• WHAT IS ASKED
Write the records out again exactly, leaving no images in.

[Rows from a dataset]
━━━━━━━━
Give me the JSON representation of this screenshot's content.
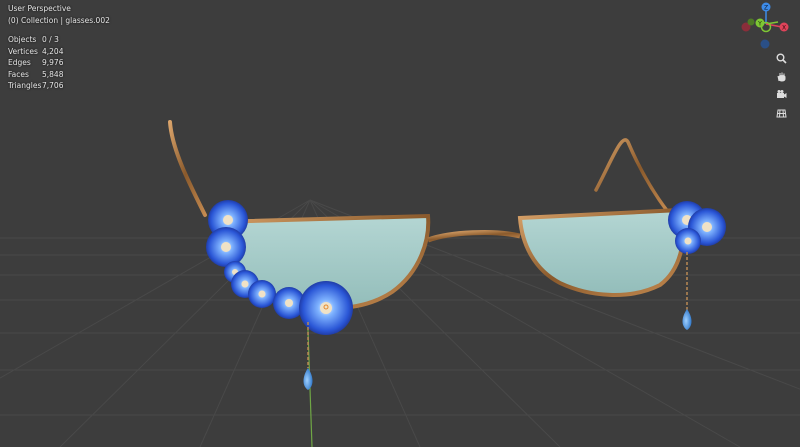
{
  "viewport": {
    "perspective_label": "User Perspective",
    "collection_label": "(0) Collection | glasses.002"
  },
  "stats": [
    {
      "label": "Objects",
      "value": "0 / 3"
    },
    {
      "label": "Vertices",
      "value": "4,204"
    },
    {
      "label": "Edges",
      "value": "9,976"
    },
    {
      "label": "Faces",
      "value": "5,848"
    },
    {
      "label": "Triangles",
      "value": "7,706"
    }
  ],
  "gizmo": {
    "z_label": "Z",
    "y_label": "Y",
    "x_label": "X",
    "colors": {
      "x": "#e0435a",
      "y": "#7ec734",
      "z": "#3d8be8"
    }
  },
  "nav_buttons": [
    {
      "name": "zoom-icon"
    },
    {
      "name": "hand-pan-icon"
    },
    {
      "name": "camera-icon"
    },
    {
      "name": "grid-icon"
    }
  ],
  "colors": {
    "background": "#3d3d3d",
    "grid_line": "#4a4a4a",
    "frame_gold": "#a8743d",
    "lens": "#a9cdca",
    "flower_blue": "#2e5fd0",
    "y_axis": "#6fa645"
  }
}
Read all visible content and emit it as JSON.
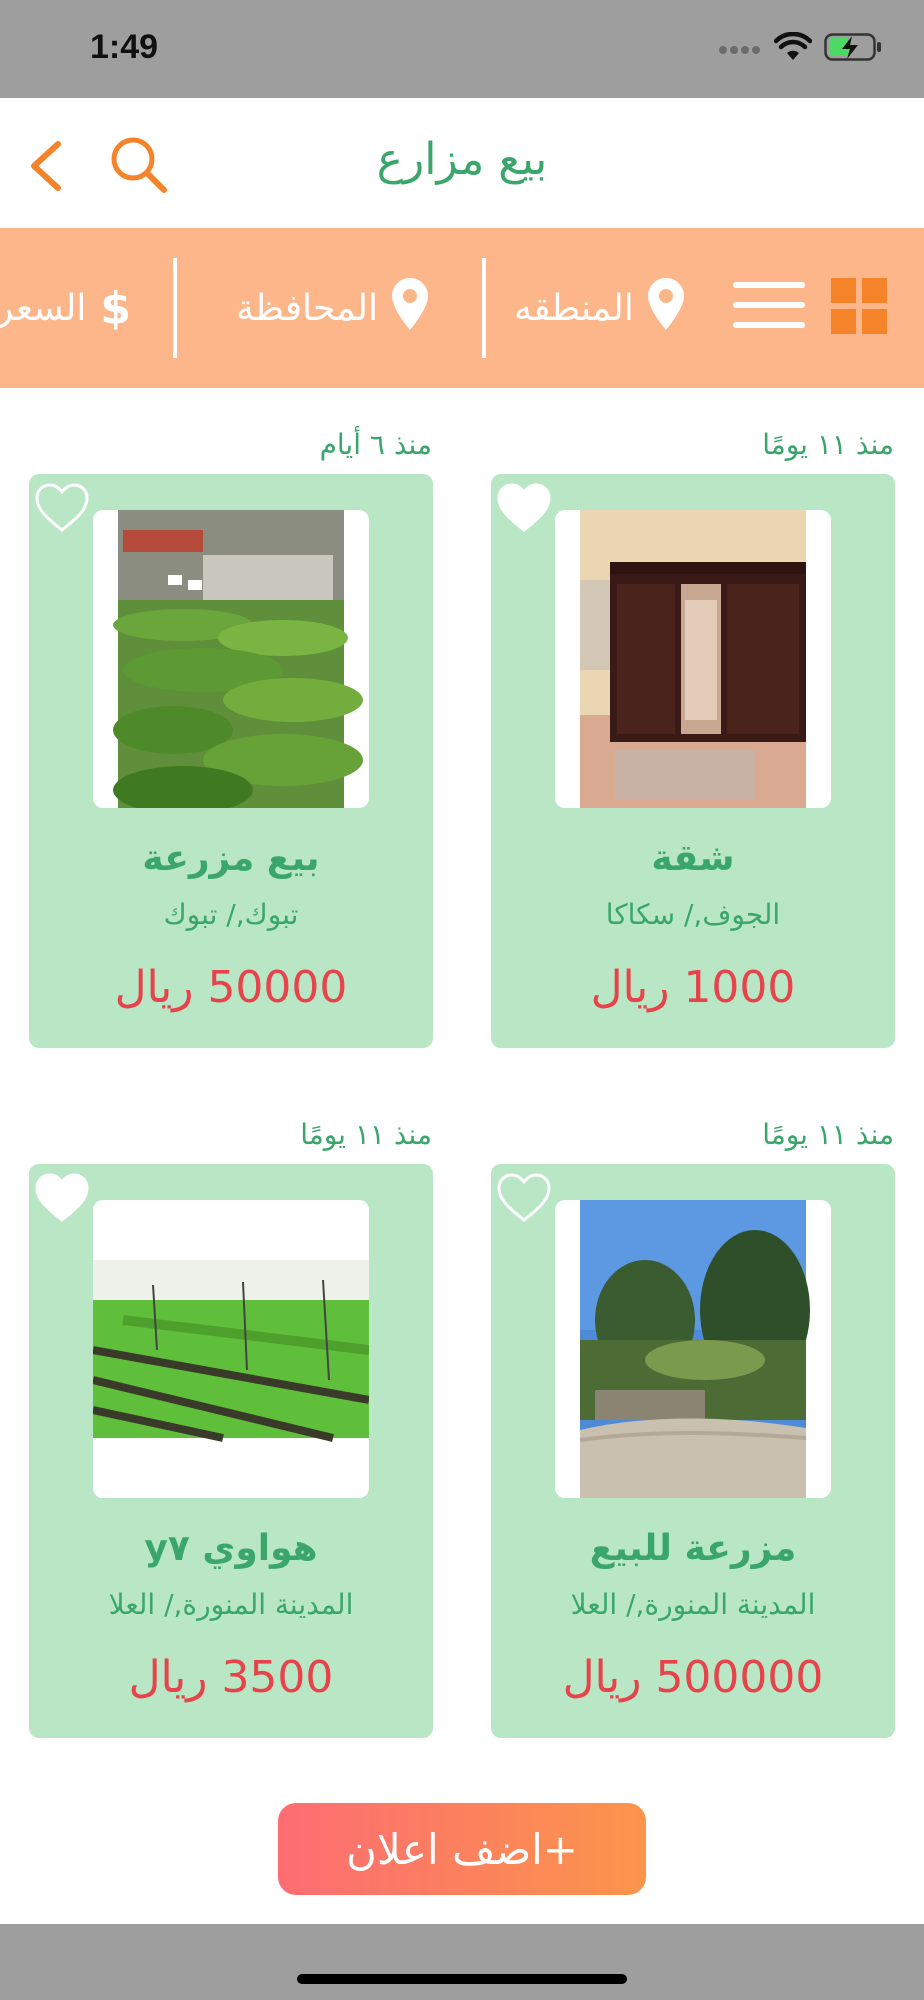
{
  "status_bar": {
    "time": "1:49"
  },
  "header": {
    "title": "بيع مزارع",
    "back_icon": "chevron-left-icon",
    "search_icon": "search-icon"
  },
  "filters": {
    "region": "المنطقه",
    "governorate": "المحافظة",
    "price": "السعر"
  },
  "colors": {
    "accent": "#f5832a",
    "filter_bar": "#fdb68a",
    "card_bg": "#b9e7c5",
    "text_green": "#3aa66b",
    "price_red": "#e8424b"
  },
  "listings": [
    {
      "time_ago": "منذ ١١ يومًا",
      "title": "شقة",
      "location": "الجوف,/ سكاكا",
      "price": "1000 ريال",
      "favorited": true
    },
    {
      "time_ago": "منذ ٦ أيام",
      "title": "بيع مزرعة",
      "location": "تبوك,/ تبوك",
      "price": "50000 ريال",
      "favorited": false
    },
    {
      "time_ago": "منذ ١١ يومًا",
      "title": "مزرعة للبيع",
      "location": "المدينة المنورة,/ العلا",
      "price": "500000 ريال",
      "favorited": false
    },
    {
      "time_ago": "منذ ١١ يومًا",
      "title": "هواوي y٧",
      "location": "المدينة المنورة,/ العلا",
      "price": "3500 ريال",
      "favorited": true
    }
  ],
  "add_button": {
    "label": "+اضف اعلان"
  }
}
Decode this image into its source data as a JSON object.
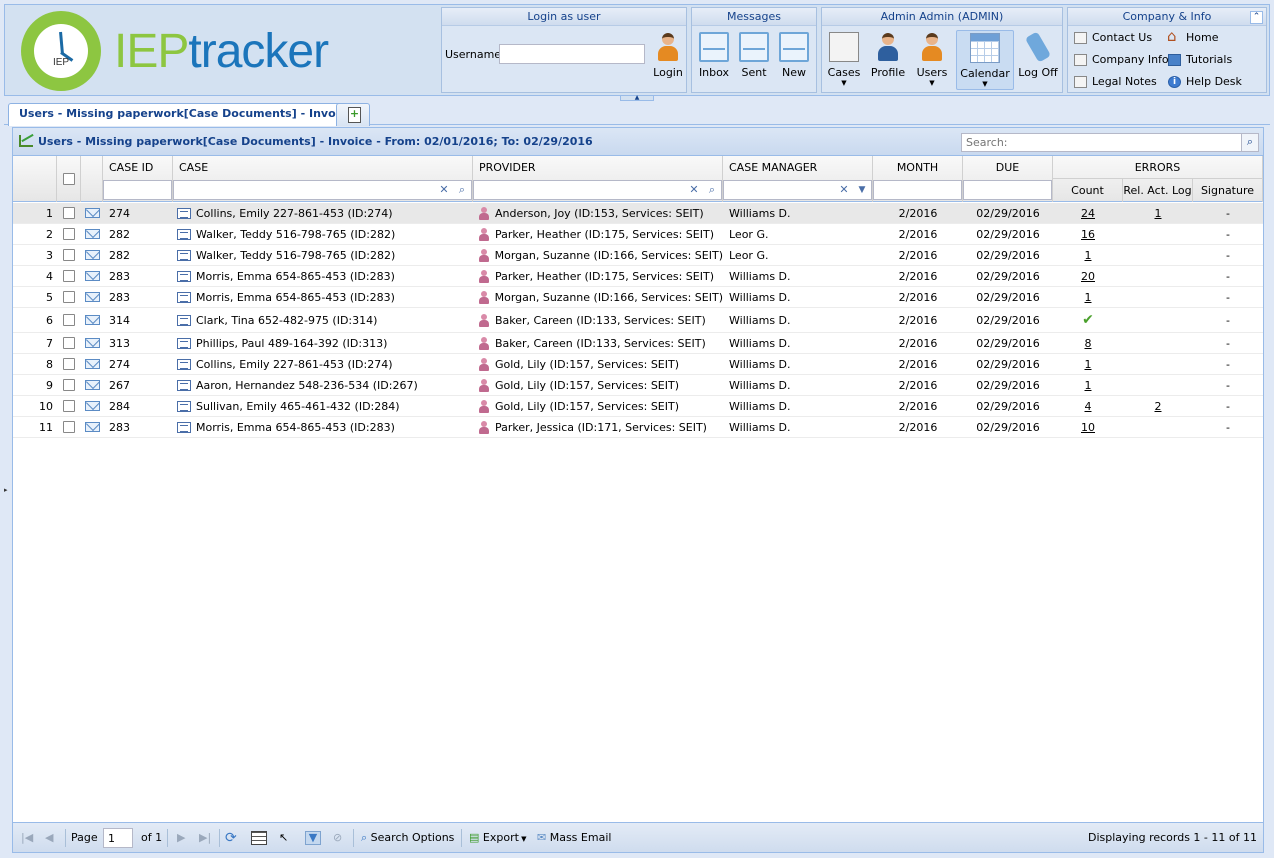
{
  "logo": {
    "badge": "IEP",
    "prefix": "IEP",
    "suffix": "tracker"
  },
  "login_group": {
    "title": "Login as user",
    "username_label": "Username:",
    "username_value": "",
    "login_label": "Login"
  },
  "messages_group": {
    "title": "Messages",
    "inbox": "Inbox",
    "sent": "Sent",
    "new": "New"
  },
  "admin_group": {
    "title": "Admin Admin (ADMIN)",
    "cases": "Cases",
    "profile": "Profile",
    "users": "Users",
    "calendar": "Calendar",
    "logoff": "Log Off"
  },
  "company_group": {
    "title": "Company & Info",
    "contact": "Contact Us",
    "home": "Home",
    "company_info": "Company Info",
    "tutorials": "Tutorials",
    "legal": "Legal Notes",
    "help": "Help Desk"
  },
  "tabs": [
    {
      "label": "Users - Missing paperwork[Case Documents] - Invoice"
    }
  ],
  "panel": {
    "title": "Users - Missing paperwork[Case Documents] - Invoice - From: 02/01/2016; To: 02/29/2016",
    "search_placeholder": "Search:"
  },
  "columns": {
    "case_id": "CASE ID",
    "case": "CASE",
    "provider": "PROVIDER",
    "case_manager": "CASE MANAGER",
    "month": "MONTH",
    "due": "DUE",
    "errors": "ERRORS",
    "count": "Count",
    "rel_act_log": "Rel. Act. Log",
    "signature": "Signature"
  },
  "rows": [
    {
      "n": "1",
      "case_id": "274",
      "case": "Collins, Emily 227-861-453 (ID:274)",
      "provider": "Anderson, Joy (ID:153, Services: SEIT)",
      "manager": "Williams D.",
      "month": "2/2016",
      "due": "02/29/2016",
      "count": "24",
      "rel": "1",
      "sig": "-"
    },
    {
      "n": "2",
      "case_id": "282",
      "case": "Walker, Teddy 516-798-765 (ID:282)",
      "provider": "Parker, Heather (ID:175, Services: SEIT)",
      "manager": "Leor G.",
      "month": "2/2016",
      "due": "02/29/2016",
      "count": "16",
      "rel": "",
      "sig": "-"
    },
    {
      "n": "3",
      "case_id": "282",
      "case": "Walker, Teddy 516-798-765 (ID:282)",
      "provider": "Morgan, Suzanne (ID:166, Services: SEIT)",
      "manager": "Leor G.",
      "month": "2/2016",
      "due": "02/29/2016",
      "count": "1",
      "rel": "",
      "sig": "-"
    },
    {
      "n": "4",
      "case_id": "283",
      "case": "Morris, Emma 654-865-453 (ID:283)",
      "provider": "Parker, Heather (ID:175, Services: SEIT)",
      "manager": "Williams D.",
      "month": "2/2016",
      "due": "02/29/2016",
      "count": "20",
      "rel": "",
      "sig": "-"
    },
    {
      "n": "5",
      "case_id": "283",
      "case": "Morris, Emma 654-865-453 (ID:283)",
      "provider": "Morgan, Suzanne (ID:166, Services: SEIT)",
      "manager": "Williams D.",
      "month": "2/2016",
      "due": "02/29/2016",
      "count": "1",
      "rel": "",
      "sig": "-"
    },
    {
      "n": "6",
      "case_id": "314",
      "case": "Clark, Tina 652-482-975 (ID:314)",
      "provider": "Baker, Careen (ID:133, Services: SEIT)",
      "manager": "Williams D.",
      "month": "2/2016",
      "due": "02/29/2016",
      "count": "✔",
      "rel": "",
      "sig": "-"
    },
    {
      "n": "7",
      "case_id": "313",
      "case": "Phillips, Paul 489-164-392 (ID:313)",
      "provider": "Baker, Careen (ID:133, Services: SEIT)",
      "manager": "Williams D.",
      "month": "2/2016",
      "due": "02/29/2016",
      "count": "8",
      "rel": "",
      "sig": "-"
    },
    {
      "n": "8",
      "case_id": "274",
      "case": "Collins, Emily 227-861-453 (ID:274)",
      "provider": "Gold, Lily (ID:157, Services: SEIT)",
      "manager": "Williams D.",
      "month": "2/2016",
      "due": "02/29/2016",
      "count": "1",
      "rel": "",
      "sig": "-"
    },
    {
      "n": "9",
      "case_id": "267",
      "case": "Aaron, Hernandez 548-236-534 (ID:267)",
      "provider": "Gold, Lily (ID:157, Services: SEIT)",
      "manager": "Williams D.",
      "month": "2/2016",
      "due": "02/29/2016",
      "count": "1",
      "rel": "",
      "sig": "-"
    },
    {
      "n": "10",
      "case_id": "284",
      "case": "Sullivan, Emily 465-461-432 (ID:284)",
      "provider": "Gold, Lily (ID:157, Services: SEIT)",
      "manager": "Williams D.",
      "month": "2/2016",
      "due": "02/29/2016",
      "count": "4",
      "rel": "2",
      "sig": "-"
    },
    {
      "n": "11",
      "case_id": "283",
      "case": "Morris, Emma 654-865-453 (ID:283)",
      "provider": "Parker, Jessica (ID:171, Services: SEIT)",
      "manager": "Williams D.",
      "month": "2/2016",
      "due": "02/29/2016",
      "count": "10",
      "rel": "",
      "sig": "-"
    }
  ],
  "paging": {
    "page_label": "Page",
    "page_value": "1",
    "of_label": "of 1",
    "search_options": "Search Options",
    "export": "Export",
    "mass_email": "Mass Email",
    "status": "Displaying records 1 - 11 of 11"
  }
}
━━━━━━━━
• WORKED ANSWER
Give me the JSON representation of this screenshot's content.
{
  "viewport": {
    "perspective_label": "User Perspective",
    "collection_label": "(0) Collection | glasses.002"
  },
  "stats": [
    {
      "label": "Objects",
      "value": "0 / 3"
    },
    {
      "label": "Vertices",
      "value": "4,204"
    },
    {
      "label": "Edges",
      "value": "9,976"
    },
    {
      "label": "Faces",
      "value": "5,848"
    },
    {
      "label": "Triangles",
      "value": "7,706"
    }
  ],
  "gizmo": {
    "z_label": "Z",
    "y_label": "Y",
    "x_label": "X",
    "colors": {
      "x": "#e0435a",
      "y": "#7ec734",
      "z": "#3d8be8"
    }
  },
  "nav_buttons": [
    {
      "name": "zoom-icon"
    },
    {
      "name": "hand-pan-icon"
    },
    {
      "name": "camera-icon"
    },
    {
      "name": "grid-icon"
    }
  ],
  "colors": {
    "background": "#3d3d3d",
    "grid_line": "#4a4a4a",
    "frame_gold": "#a8743d",
    "lens": "#a9cdca",
    "flower_blue": "#2e5fd0",
    "y_axis": "#6fa645"
  }
}
Read all visible content and emit it as JSON.
{
  "status_bar": {
    "time": "1:49"
  },
  "header": {
    "title": "بيع مزارع",
    "back_icon": "chevron-left-icon",
    "search_icon": "search-icon"
  },
  "filters": {
    "region": "المنطقه",
    "governorate": "المحافظة",
    "price": "السعر"
  },
  "colors": {
    "accent": "#f5832a",
    "filter_bar": "#fdb68a",
    "card_bg": "#b9e7c5",
    "text_green": "#3aa66b",
    "price_red": "#e8424b"
  },
  "listings": [
    {
      "time_ago": "منذ ١١ يومًا",
      "title": "شقة",
      "location": "الجوف,/ سكاكا",
      "price": "1000 ريال",
      "favorited": true
    },
    {
      "time_ago": "منذ ٦ أيام",
      "title": "بيع مزرعة",
      "location": "تبوك,/ تبوك",
      "price": "50000 ريال",
      "favorited": false
    },
    {
      "time_ago": "منذ ١١ يومًا",
      "title": "مزرعة للبيع",
      "location": "المدينة المنورة,/ العلا",
      "price": "500000 ريال",
      "favorited": false
    },
    {
      "time_ago": "منذ ١١ يومًا",
      "title": "هواوي y٧",
      "location": "المدينة المنورة,/ العلا",
      "price": "3500 ريال",
      "favorited": true
    }
  ],
  "add_button": {
    "label": "+اضف اعلان"
  }
}
Decode this image into its source data as a JSON object.
{
  "logo": {
    "badge": "IEP",
    "prefix": "IEP",
    "suffix": "tracker"
  },
  "login_group": {
    "title": "Login as user",
    "username_label": "Username:",
    "username_value": "",
    "login_label": "Login"
  },
  "messages_group": {
    "title": "Messages",
    "inbox": "Inbox",
    "sent": "Sent",
    "new": "New"
  },
  "admin_group": {
    "title": "Admin Admin (ADMIN)",
    "cases": "Cases",
    "profile": "Profile",
    "users": "Users",
    "calendar": "Calendar",
    "logoff": "Log Off"
  },
  "company_group": {
    "title": "Company & Info",
    "contact": "Contact Us",
    "home": "Home",
    "company_info": "Company Info",
    "tutorials": "Tutorials",
    "legal": "Legal Notes",
    "help": "Help Desk"
  },
  "tabs": [
    {
      "label": "Users - Missing paperwork[Case Documents] - Invoice"
    }
  ],
  "panel": {
    "title": "Users - Missing paperwork[Case Documents] - Invoice - From: 02/01/2016; To: 02/29/2016",
    "search_placeholder": "Search:"
  },
  "columns": {
    "case_id": "CASE ID",
    "case": "CASE",
    "provider": "PROVIDER",
    "case_manager": "CASE MANAGER",
    "month": "MONTH",
    "due": "DUE",
    "errors": "ERRORS",
    "count": "Count",
    "rel_act_log": "Rel. Act. Log",
    "signature": "Signature"
  },
  "rows": [
    {
      "n": "1",
      "case_id": "274",
      "case": "Collins, Emily 227-861-453 (ID:274)",
      "provider": "Anderson, Joy (ID:153, Services: SEIT)",
      "manager": "Williams D.",
      "month": "2/2016",
      "due": "02/29/2016",
      "count": "24",
      "rel": "1",
      "sig": "-"
    },
    {
      "n": "2",
      "case_id": "282",
      "case": "Walker, Teddy 516-798-765 (ID:282)",
      "provider": "Parker, Heather (ID:175, Services: SEIT)",
      "manager": "Leor G.",
      "month": "2/2016",
      "due": "02/29/2016",
      "count": "16",
      "rel": "",
      "sig": "-"
    },
    {
      "n": "3",
      "case_id": "282",
      "case": "Walker, Teddy 516-798-765 (ID:282)",
      "provider": "Morgan, Suzanne (ID:166, Services: SEIT)",
      "manager": "Leor G.",
      "month": "2/2016",
      "due": "02/29/2016",
      "count": "1",
      "rel": "",
      "sig": "-"
    },
    {
      "n": "4",
      "case_id": "283",
      "case": "Morris, Emma 654-865-453 (ID:283)",
      "provider": "Parker, Heather (ID:175, Services: SEIT)",
      "manager": "Williams D.",
      "month": "2/2016",
      "due": "02/29/2016",
      "count": "20",
      "rel": "",
      "sig": "-"
    },
    {
      "n": "5",
      "case_id": "283",
      "case": "Morris, Emma 654-865-453 (ID:283)",
      "provider": "Morgan, Suzanne (ID:166, Services: SEIT)",
      "manager": "Williams D.",
      "month": "2/2016",
      "due": "02/29/2016",
      "count": "1",
      "rel": "",
      "sig": "-"
    },
    {
      "n": "6",
      "case_id": "314",
      "case": "Clark, Tina 652-482-975 (ID:314)",
      "provider": "Baker, Careen (ID:133, Services: SEIT)",
      "manager": "Williams D.",
      "month": "2/2016",
      "due": "02/29/2016",
      "count": "✔",
      "rel": "",
      "sig": "-"
    },
    {
      "n": "7",
      "case_id": "313",
      "case": "Phillips, Paul 489-164-392 (ID:313)",
      "provider": "Baker, Careen (ID:133, Services: SEIT)",
      "manager": "Williams D.",
      "month": "2/2016",
      "due": "02/29/2016",
      "count": "8",
      "rel": "",
      "sig": "-"
    },
    {
      "n": "8",
      "case_id": "274",
      "case": "Collins, Emily 227-861-453 (ID:274)",
      "provider": "Gold, Lily (ID:157, Services: SEIT)",
      "manager": "Williams D.",
      "month": "2/2016",
      "due": "02/29/2016",
      "count": "1",
      "rel": "",
      "sig": "-"
    },
    {
      "n": "9",
      "case_id": "267",
      "case": "Aaron, Hernandez 548-236-534 (ID:267)",
      "provider": "Gold, Lily (ID:157, Services: SEIT)",
      "manager": "Williams D.",
      "month": "2/2016",
      "due": "02/29/2016",
      "count": "1",
      "rel": "",
      "sig": "-"
    },
    {
      "n": "10",
      "case_id": "284",
      "case": "Sullivan, Emily 465-461-432 (ID:284)",
      "provider": "Gold, Lily (ID:157, Services: SEIT)",
      "manager": "Williams D.",
      "month": "2/2016",
      "due": "02/29/2016",
      "count": "4",
      "rel": "2",
      "sig": "-"
    },
    {
      "n": "11",
      "case_id": "283",
      "case": "Morris, Emma 654-865-453 (ID:283)",
      "provider": "Parker, Jessica (ID:171, Services: SEIT)",
      "manager": "Williams D.",
      "month": "2/2016",
      "due": "02/29/2016",
      "count": "10",
      "rel": "",
      "sig": "-"
    }
  ],
  "paging": {
    "page_label": "Page",
    "page_value": "1",
    "of_label": "of 1",
    "search_options": "Search Options",
    "export": "Export",
    "mass_email": "Mass Email",
    "status": "Displaying records 1 - 11 of 11"
  }
}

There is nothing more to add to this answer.